◆ WHAT YOU NEED TO DO
Make an exact copy of the entries below.

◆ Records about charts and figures
= = = = =
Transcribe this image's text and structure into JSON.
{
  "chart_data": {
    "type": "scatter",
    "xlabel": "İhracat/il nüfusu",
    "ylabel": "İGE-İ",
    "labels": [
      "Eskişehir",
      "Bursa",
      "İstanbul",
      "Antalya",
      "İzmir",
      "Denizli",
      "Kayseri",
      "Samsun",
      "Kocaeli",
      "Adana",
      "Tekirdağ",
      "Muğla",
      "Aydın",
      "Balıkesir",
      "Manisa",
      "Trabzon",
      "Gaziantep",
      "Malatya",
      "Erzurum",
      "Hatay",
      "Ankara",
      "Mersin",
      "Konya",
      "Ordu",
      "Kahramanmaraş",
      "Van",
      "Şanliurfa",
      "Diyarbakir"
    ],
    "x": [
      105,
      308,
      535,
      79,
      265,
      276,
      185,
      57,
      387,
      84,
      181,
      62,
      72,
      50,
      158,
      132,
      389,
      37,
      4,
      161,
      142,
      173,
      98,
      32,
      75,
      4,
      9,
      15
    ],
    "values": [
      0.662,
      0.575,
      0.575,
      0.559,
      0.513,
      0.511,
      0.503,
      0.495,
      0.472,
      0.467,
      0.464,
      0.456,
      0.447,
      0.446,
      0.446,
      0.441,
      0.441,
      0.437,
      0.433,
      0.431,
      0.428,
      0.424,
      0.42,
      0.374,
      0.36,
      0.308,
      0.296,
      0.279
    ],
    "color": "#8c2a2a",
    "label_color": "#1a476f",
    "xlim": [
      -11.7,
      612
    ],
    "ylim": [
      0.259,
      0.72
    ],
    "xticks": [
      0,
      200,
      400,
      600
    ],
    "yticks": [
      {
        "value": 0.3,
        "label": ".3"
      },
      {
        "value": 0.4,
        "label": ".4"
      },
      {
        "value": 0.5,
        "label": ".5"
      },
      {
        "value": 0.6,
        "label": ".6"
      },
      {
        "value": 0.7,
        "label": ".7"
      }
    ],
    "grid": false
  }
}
= = = = =
◆ EXPECTED ANSWER
Transcribe this image's text and structure into JSON.
{
  "chart_data": {
    "type": "scatter",
    "xlabel": "İhracat/il nüfusu",
    "ylabel": "İGE-İ",
    "labels": [
      "Eskişehir",
      "Bursa",
      "İstanbul",
      "Antalya",
      "İzmir",
      "Denizli",
      "Kayseri",
      "Samsun",
      "Kocaeli",
      "Adana",
      "Tekirdağ",
      "Muğla",
      "Aydın",
      "Balıkesir",
      "Manisa",
      "Trabzon",
      "Gaziantep",
      "Malatya",
      "Erzurum",
      "Hatay",
      "Ankara",
      "Mersin",
      "Konya",
      "Ordu",
      "Kahramanmaraş",
      "Van",
      "Şanliurfa",
      "Diyarbakir"
    ],
    "x": [
      105,
      308,
      535,
      79,
      265,
      276,
      185,
      57,
      387,
      84,
      181,
      62,
      72,
      50,
      158,
      132,
      389,
      37,
      4,
      161,
      142,
      173,
      98,
      32,
      75,
      4,
      9,
      15
    ],
    "values": [
      0.662,
      0.575,
      0.575,
      0.559,
      0.513,
      0.511,
      0.503,
      0.495,
      0.472,
      0.467,
      0.464,
      0.456,
      0.447,
      0.446,
      0.446,
      0.441,
      0.441,
      0.437,
      0.433,
      0.431,
      0.428,
      0.424,
      0.42,
      0.374,
      0.36,
      0.308,
      0.296,
      0.279
    ],
    "color": "#8c2a2a",
    "label_color": "#1a476f",
    "xlim": [
      -11.7,
      612
    ],
    "ylim": [
      0.259,
      0.72
    ],
    "xticks": [
      0,
      200,
      400,
      600
    ],
    "yticks": [
      {
        "value": 0.3,
        "label": ".3"
      },
      {
        "value": 0.4,
        "label": ".4"
      },
      {
        "value": 0.5,
        "label": ".5"
      },
      {
        "value": 0.6,
        "label": ".6"
      },
      {
        "value": 0.7,
        "label": ".7"
      }
    ],
    "grid": false
  }
}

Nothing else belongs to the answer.